Exercise instructions: Write out all records as given; omit images.

The records:

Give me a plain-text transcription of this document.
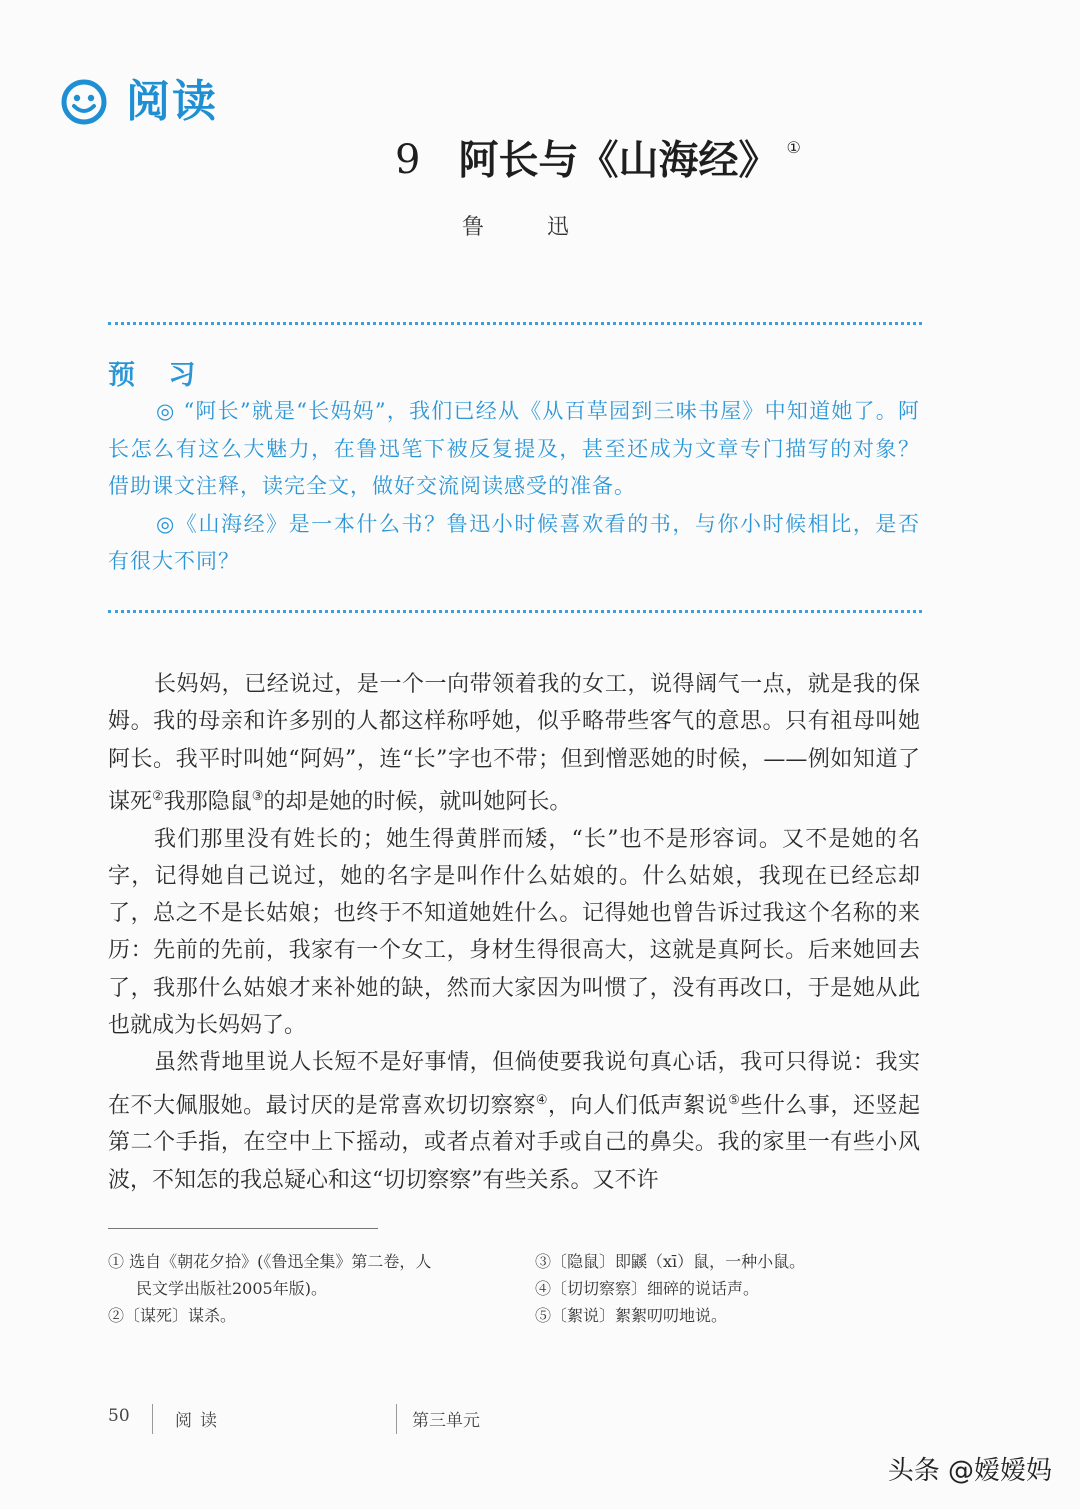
阅读
9 阿长与《山海经》 ①
鲁 迅
预 习

◎ “阿长”就是“长妈妈”，我们已经从《从百草园到三味书屋》中知道她了。阿长怎么有这么大魅力，在鲁迅笔下被反复提及，甚至还成为文章专门描写的对象？借助课文注释，读完全文，做好交流阅读感受的准备。

◎《山海经》是一本什么书？鲁迅小时候喜欢看的书，与你小时候相比，是否有很大不同？

长妈妈，已经说过，是一个一向带领着我的女工，说得阔气一点，就是我的保姆。我的母亲和许多别的人都这样称呼她，似乎略带些客气的意思。只有祖母叫她阿长。我平时叫她“阿妈”，连“长”字也不带；但到憎恶她的时候，——例如知道了谋死②我那隐鼠③的却是她的时候，就叫她阿长。

我们那里没有姓长的；她生得黄胖而矮，“长”也不是形容词。又不是她的名字，记得她自己说过，她的名字是叫作什么姑娘的。什么姑娘，我现在已经忘却了，总之不是长姑娘；也终于不知道她姓什么。记得她也曾告诉过我这个名称的来历：先前的先前，我家有一个女工，身材生得很高大，这就是真阿长。后来她回去了，我那什么姑娘才来补她的缺，然而大家因为叫惯了，没有再改口，于是她从此也就成为长妈妈了。

虽然背地里说人长短不是好事情，但倘使要我说句真心话，我可只得说：我实在不大佩服她。最讨厌的是常喜欢切切察察④，向人们低声絮说⑤些什么事，还竖起第二个手指，在空中上下摇动，或者点着对手或自己的鼻尖。我的家里一有些小风波，不知怎的我总疑心和这“切切察察”有些关系。又不许

① 选自《朝花夕拾》(《鲁迅全集》第二卷，人
民文学出版社2005年版)。
②〔谋死〕谋杀。
③〔隐鼠〕即鼷（xī）鼠，一种小鼠。
④〔切切察察〕细碎的说话声。
⑤〔絮说〕絮絮叨叨地说。
50	阅读	第三单元
头条 @嫒嫒妈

Exercise solution:
Give me a plain-text transcription of this document.
阅读
9 阿长与《山海经》 ①
鲁 迅
预 习

◎ “阿长”就是“长妈妈”，我们已经从《从百草园到三味书屋》中知道她了。阿长怎么有这么大魅力，在鲁迅笔下被反复提及，甚至还成为文章专门描写的对象？借助课文注释，读完全文，做好交流阅读感受的准备。

◎《山海经》是一本什么书？鲁迅小时候喜欢看的书，与你小时候相比，是否有很大不同？

长妈妈，已经说过，是一个一向带领着我的女工，说得阔气一点，就是我的保姆。我的母亲和许多别的人都这样称呼她，似乎略带些客气的意思。只有祖母叫她阿长。我平时叫她“阿妈”，连“长”字也不带；但到憎恶她的时候，——例如知道了谋死②我那隐鼠③的却是她的时候，就叫她阿长。

我们那里没有姓长的；她生得黄胖而矮，“长”也不是形容词。又不是她的名字，记得她自己说过，她的名字是叫作什么姑娘的。什么姑娘，我现在已经忘却了，总之不是长姑娘；也终于不知道她姓什么。记得她也曾告诉过我这个名称的来历：先前的先前，我家有一个女工，身材生得很高大，这就是真阿长。后来她回去了，我那什么姑娘才来补她的缺，然而大家因为叫惯了，没有再改口，于是她从此也就成为长妈妈了。

虽然背地里说人长短不是好事情，但倘使要我说句真心话，我可只得说：我实在不大佩服她。最讨厌的是常喜欢切切察察④，向人们低声絮说⑤些什么事，还竖起第二个手指，在空中上下摇动，或者点着对手或自己的鼻尖。我的家里一有些小风波，不知怎的我总疑心和这“切切察察”有些关系。又不许

① 选自《朝花夕拾》(《鲁迅全集》第二卷，人
民文学出版社2005年版)。
②〔谋死〕谋杀。
③〔隐鼠〕即鼷（xī）鼠，一种小鼠。
④〔切切察察〕细碎的说话声。
⑤〔絮说〕絮絮叨叨地说。
50	阅读	第三单元
头条 @嫒嫒妈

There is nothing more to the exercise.